_EXCERPT_.
# Taoism?



## Zepp (Jun 18, 2003)

I always hear lots of things about Taoism, but the more hear it seems, the less I know about it.  Anyone mind giving us clueless people the lowdown on Tao, or at least pointing us in the direction of a good book?


----------



## Bob Hubbard (Jun 18, 2003)

The Tao of Pooh.

and the Te of Piglet.

I'm serious.   When I was done laughing about the titles, I found them both to be very informative.  You can often find them as a set.

:asian:


----------



## Bob Hubbard (Jun 18, 2003)

Taoism FAQ
http://www2.thetemple.com/alt.philosophy.taoism/taofaq.htm

Steve Bokenkamp's Taoism FAQ
http://www.wsu.edu/~paths/bokenkamp-faq.html

Another Taoism FAQ
http://www.geocities.com/tao4dummies/taoism_faq.html

Some good references:
http://www.anzwers.org/free/3kingdoms/tao4dummies_mirror/tao_recommendation.html


----------



## dearnis.com (Jun 18, 2003)

_MATERIAL_.
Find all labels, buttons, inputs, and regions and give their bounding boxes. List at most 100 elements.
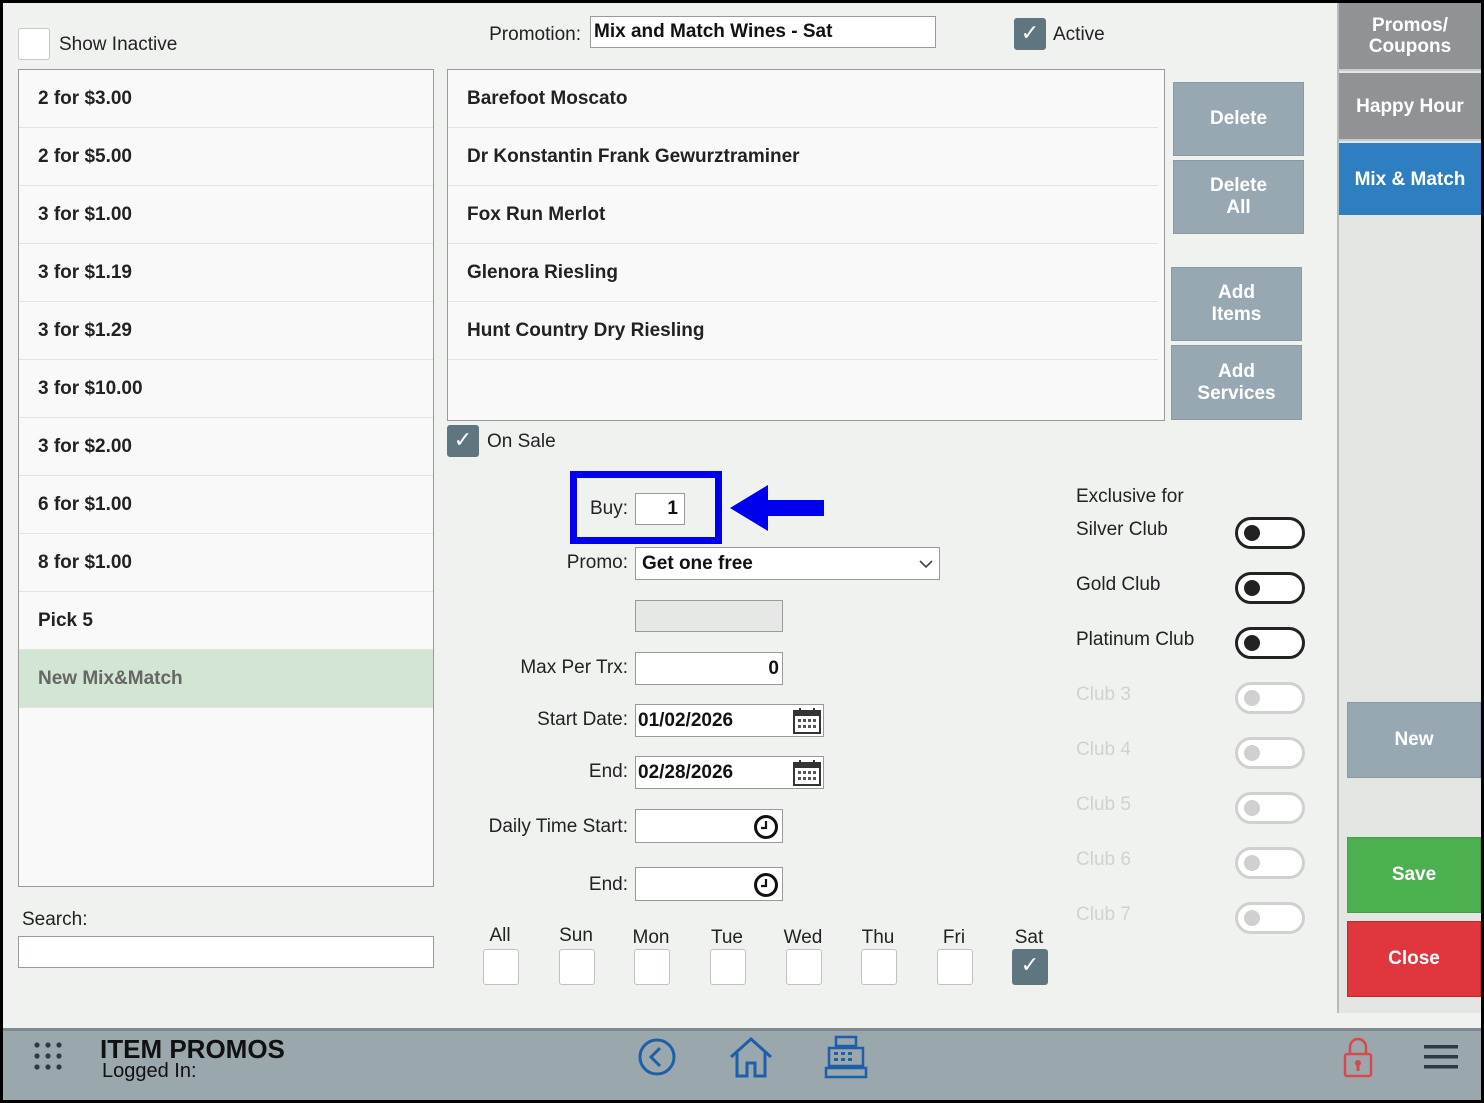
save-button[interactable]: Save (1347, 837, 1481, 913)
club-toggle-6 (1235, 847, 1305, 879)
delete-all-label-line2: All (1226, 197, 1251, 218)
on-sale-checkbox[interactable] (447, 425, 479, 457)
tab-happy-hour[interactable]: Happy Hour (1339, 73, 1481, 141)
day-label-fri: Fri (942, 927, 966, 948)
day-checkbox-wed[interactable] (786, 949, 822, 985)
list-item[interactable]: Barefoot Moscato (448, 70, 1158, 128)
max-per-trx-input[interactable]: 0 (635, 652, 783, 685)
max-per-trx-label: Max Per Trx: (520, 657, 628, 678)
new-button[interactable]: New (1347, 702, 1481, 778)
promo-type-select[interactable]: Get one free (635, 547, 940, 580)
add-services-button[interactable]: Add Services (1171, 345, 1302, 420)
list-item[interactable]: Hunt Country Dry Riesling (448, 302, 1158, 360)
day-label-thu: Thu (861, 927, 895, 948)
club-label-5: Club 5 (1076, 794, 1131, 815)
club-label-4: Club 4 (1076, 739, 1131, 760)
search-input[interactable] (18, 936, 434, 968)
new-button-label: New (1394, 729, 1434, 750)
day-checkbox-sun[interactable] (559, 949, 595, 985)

_WHAT TO PRODUCE_. Could you write out the whole Taoism thread word for word? The records are separate material, unrelated to the Taoism thread.

_OUTPUT OF THE EXERCISE_.
# Taoism?



## Zepp (Jun 18, 2003)

I always hear lots of things about Taoism, but the more hear it seems, the less I know about it.  Anyone mind giving us clueless people the lowdown on Tao, or at least pointing us in the direction of a good book?


----------



## Bob Hubbard (Jun 18, 2003)

The Tao of Pooh.

and the Te of Piglet.

I'm serious.   When I was done laughing about the titles, I found them both to be very informative.  You can often find them as a set.

:asian:


----------



## Bob Hubbard (Jun 18, 2003)

Taoism FAQ
http://www2.thetemple.com/alt.philosophy.taoism/taofaq.htm

Steve Bokenkamp's Taoism FAQ
http://www.wsu.edu/~paths/bokenkamp-faq.html

Another Taoism FAQ
http://www.geocities.com/tao4dummies/taoism_faq.html

Some good references:
http://www.anzwers.org/free/3kingdoms/tao4dummies_mirror/tao_recommendation.html


----------



## dearnis.com (Jun 18, 2003)